=== EXERCISE TASK ===
Transcribe every line, keeping it exact.

=== Data extracted from a collection ===
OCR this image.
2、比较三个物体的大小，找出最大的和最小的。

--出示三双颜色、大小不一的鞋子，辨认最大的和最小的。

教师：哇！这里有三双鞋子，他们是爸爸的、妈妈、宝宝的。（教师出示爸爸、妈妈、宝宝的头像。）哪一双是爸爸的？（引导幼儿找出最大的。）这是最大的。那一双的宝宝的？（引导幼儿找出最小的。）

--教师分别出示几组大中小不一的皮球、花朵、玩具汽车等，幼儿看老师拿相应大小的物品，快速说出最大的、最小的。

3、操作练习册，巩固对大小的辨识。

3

=== OUTPUT OF THE TASK ===
OCR this image.
2、比较三个物体的大小，找出最大的和最小的。

--出示三双颜色、大小不一的鞋子，辨认最大的和最小的。

教师：哇！这里有三双鞋子，他们是爸爸的、妈妈、宝宝的。（教师出示爸爸、妈妈、宝宝的头像。）哪一双是爸爸的？（引导幼儿找出最大的。）这是最大的。那一双的宝宝的？（引导幼儿找出最小的。）

--教师分别出示几组大中小不一的皮球、花朵、玩具汽车等，幼儿看老师拿相应大小的物品，快速说出最大的、最小的。

3、操作练习册，巩固对大小的辨识。

3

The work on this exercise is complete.